■ Recorded data:
• • •
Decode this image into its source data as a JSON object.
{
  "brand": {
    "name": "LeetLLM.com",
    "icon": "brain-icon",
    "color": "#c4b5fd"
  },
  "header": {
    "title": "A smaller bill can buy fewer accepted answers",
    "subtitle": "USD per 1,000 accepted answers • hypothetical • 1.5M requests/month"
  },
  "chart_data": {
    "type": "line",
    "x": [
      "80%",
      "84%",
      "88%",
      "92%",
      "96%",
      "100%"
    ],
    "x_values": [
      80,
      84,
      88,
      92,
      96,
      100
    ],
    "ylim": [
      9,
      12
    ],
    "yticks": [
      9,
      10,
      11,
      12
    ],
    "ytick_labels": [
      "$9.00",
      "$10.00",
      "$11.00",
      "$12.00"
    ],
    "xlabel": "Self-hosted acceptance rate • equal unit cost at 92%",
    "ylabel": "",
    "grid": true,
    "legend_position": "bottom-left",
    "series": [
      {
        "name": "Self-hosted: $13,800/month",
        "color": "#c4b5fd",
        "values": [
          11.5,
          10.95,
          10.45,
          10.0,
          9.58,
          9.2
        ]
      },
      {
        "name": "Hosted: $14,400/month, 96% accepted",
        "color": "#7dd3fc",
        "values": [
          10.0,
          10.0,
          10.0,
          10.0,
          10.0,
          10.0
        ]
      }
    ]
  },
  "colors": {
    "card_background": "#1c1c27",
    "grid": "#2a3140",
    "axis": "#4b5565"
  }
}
• • •
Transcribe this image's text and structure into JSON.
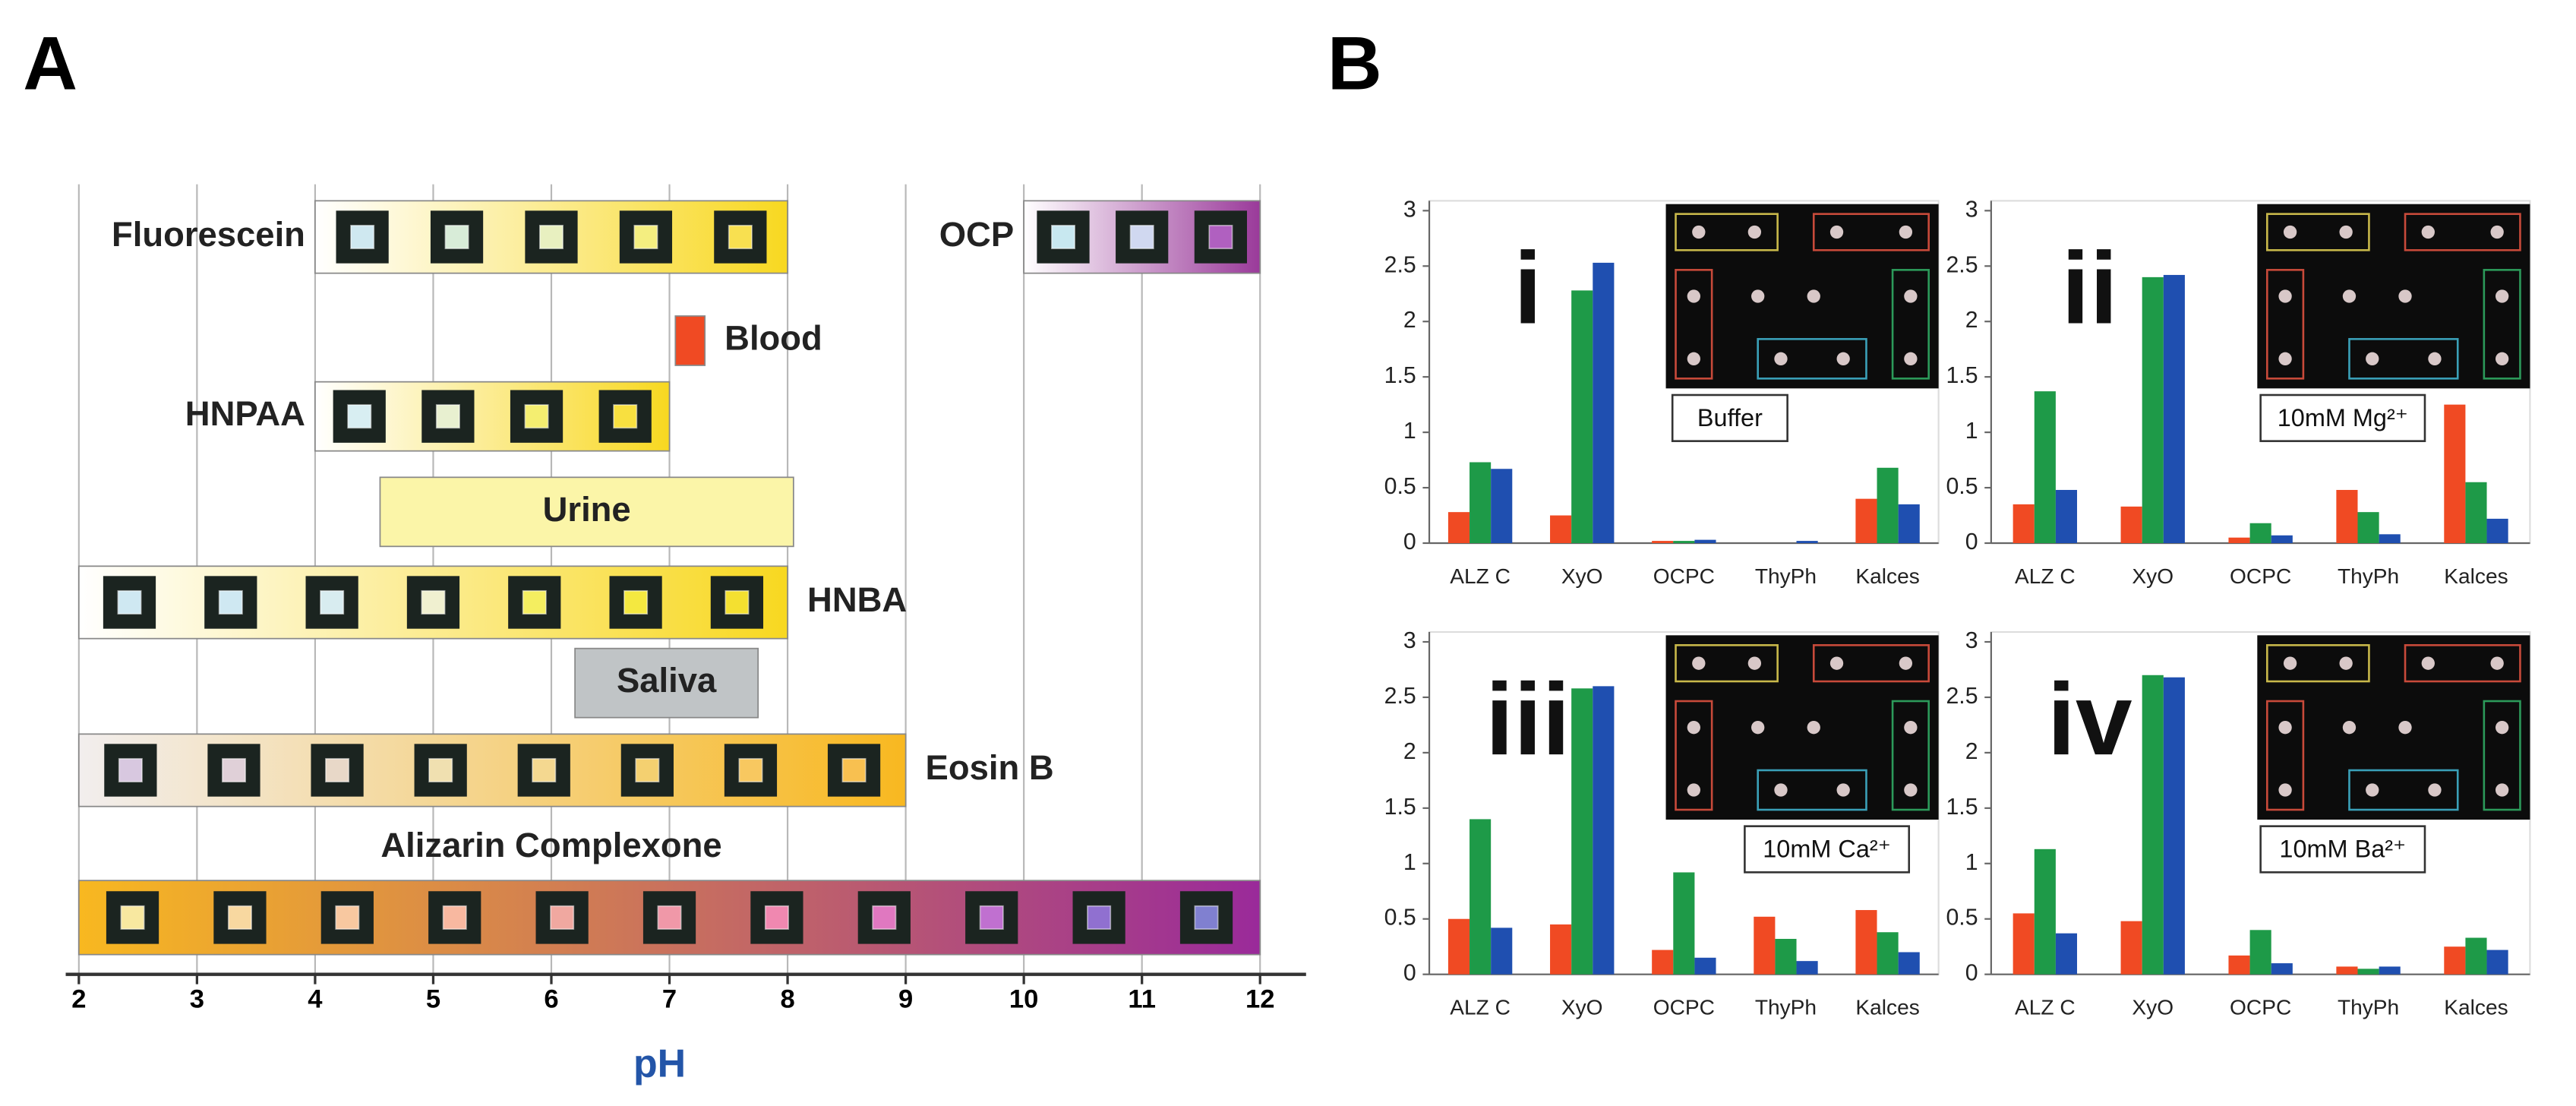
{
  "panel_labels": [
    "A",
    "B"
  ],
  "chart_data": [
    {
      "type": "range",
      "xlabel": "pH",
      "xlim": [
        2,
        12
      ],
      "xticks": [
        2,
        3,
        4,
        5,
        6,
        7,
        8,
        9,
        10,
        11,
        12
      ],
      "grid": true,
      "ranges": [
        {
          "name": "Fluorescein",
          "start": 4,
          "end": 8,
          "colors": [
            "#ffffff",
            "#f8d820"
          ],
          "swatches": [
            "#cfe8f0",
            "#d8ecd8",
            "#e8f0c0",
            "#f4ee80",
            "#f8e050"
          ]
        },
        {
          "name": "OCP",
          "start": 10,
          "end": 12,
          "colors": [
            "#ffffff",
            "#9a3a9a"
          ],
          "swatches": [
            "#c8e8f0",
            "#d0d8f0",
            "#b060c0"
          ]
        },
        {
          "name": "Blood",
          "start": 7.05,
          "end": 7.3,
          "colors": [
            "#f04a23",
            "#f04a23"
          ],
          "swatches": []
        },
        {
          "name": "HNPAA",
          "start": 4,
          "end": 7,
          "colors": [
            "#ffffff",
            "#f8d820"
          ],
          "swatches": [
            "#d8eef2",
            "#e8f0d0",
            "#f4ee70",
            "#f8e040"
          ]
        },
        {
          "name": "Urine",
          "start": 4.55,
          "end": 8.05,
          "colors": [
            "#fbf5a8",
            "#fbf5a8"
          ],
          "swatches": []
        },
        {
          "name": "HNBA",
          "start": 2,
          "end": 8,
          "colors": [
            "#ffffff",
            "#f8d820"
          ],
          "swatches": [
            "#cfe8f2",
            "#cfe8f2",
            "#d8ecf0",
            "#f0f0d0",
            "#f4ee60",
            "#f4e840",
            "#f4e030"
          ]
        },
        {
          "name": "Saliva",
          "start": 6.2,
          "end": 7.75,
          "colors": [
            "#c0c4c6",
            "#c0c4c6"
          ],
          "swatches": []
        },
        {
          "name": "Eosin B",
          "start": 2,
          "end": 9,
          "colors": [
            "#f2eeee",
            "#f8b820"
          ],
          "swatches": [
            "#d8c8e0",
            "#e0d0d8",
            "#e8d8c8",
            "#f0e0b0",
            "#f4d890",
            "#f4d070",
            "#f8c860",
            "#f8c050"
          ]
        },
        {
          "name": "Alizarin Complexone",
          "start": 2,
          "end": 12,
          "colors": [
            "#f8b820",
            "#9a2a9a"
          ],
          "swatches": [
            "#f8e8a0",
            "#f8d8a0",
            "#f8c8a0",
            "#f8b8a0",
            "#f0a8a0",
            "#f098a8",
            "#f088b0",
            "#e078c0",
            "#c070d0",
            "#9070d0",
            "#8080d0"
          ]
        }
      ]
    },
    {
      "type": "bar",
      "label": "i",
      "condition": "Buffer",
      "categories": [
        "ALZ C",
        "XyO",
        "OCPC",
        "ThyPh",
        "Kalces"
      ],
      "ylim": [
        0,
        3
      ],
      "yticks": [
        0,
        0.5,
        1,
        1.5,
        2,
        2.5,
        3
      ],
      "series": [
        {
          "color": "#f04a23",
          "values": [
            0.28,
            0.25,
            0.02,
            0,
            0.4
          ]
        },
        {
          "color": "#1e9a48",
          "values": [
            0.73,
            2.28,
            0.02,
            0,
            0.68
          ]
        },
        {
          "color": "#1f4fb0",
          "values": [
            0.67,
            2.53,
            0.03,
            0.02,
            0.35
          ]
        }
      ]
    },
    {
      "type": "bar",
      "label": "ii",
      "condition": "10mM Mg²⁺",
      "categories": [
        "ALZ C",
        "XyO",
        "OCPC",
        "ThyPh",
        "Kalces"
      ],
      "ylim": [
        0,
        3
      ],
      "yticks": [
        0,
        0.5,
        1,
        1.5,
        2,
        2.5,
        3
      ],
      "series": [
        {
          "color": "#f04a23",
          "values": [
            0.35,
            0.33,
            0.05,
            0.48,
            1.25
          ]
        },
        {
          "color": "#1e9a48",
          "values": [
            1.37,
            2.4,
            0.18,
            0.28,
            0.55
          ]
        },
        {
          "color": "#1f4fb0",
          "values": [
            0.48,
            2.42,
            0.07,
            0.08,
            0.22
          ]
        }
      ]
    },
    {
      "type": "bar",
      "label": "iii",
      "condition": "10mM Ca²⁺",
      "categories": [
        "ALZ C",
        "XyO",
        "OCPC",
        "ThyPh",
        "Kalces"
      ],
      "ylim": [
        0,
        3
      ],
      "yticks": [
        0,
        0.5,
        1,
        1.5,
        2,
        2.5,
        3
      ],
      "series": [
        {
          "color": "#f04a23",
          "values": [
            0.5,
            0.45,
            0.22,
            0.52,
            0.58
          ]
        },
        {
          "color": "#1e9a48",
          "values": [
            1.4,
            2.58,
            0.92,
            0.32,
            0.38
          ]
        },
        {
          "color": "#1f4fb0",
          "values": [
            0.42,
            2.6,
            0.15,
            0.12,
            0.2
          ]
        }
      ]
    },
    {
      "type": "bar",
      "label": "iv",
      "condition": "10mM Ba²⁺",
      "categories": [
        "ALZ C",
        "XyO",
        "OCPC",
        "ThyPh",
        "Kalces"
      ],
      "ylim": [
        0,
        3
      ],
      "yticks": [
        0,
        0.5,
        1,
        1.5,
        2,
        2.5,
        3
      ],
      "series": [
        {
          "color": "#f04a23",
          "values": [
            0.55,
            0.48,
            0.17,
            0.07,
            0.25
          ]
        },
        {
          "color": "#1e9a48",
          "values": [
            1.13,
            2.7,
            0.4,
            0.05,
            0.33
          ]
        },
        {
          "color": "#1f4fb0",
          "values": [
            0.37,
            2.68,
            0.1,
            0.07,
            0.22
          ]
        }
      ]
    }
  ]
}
• • •
■ WRITTEN INSTRUCTION: From the data above, copy out every line with the string "answers" in it.

■ RESULT OF THE EXERCISE:
    "title": "A smaller bill can buy fewer accepted answers",
    "subtitle": "USD per 1,000 accepted answers • hypothetical • 1.5M requests/month"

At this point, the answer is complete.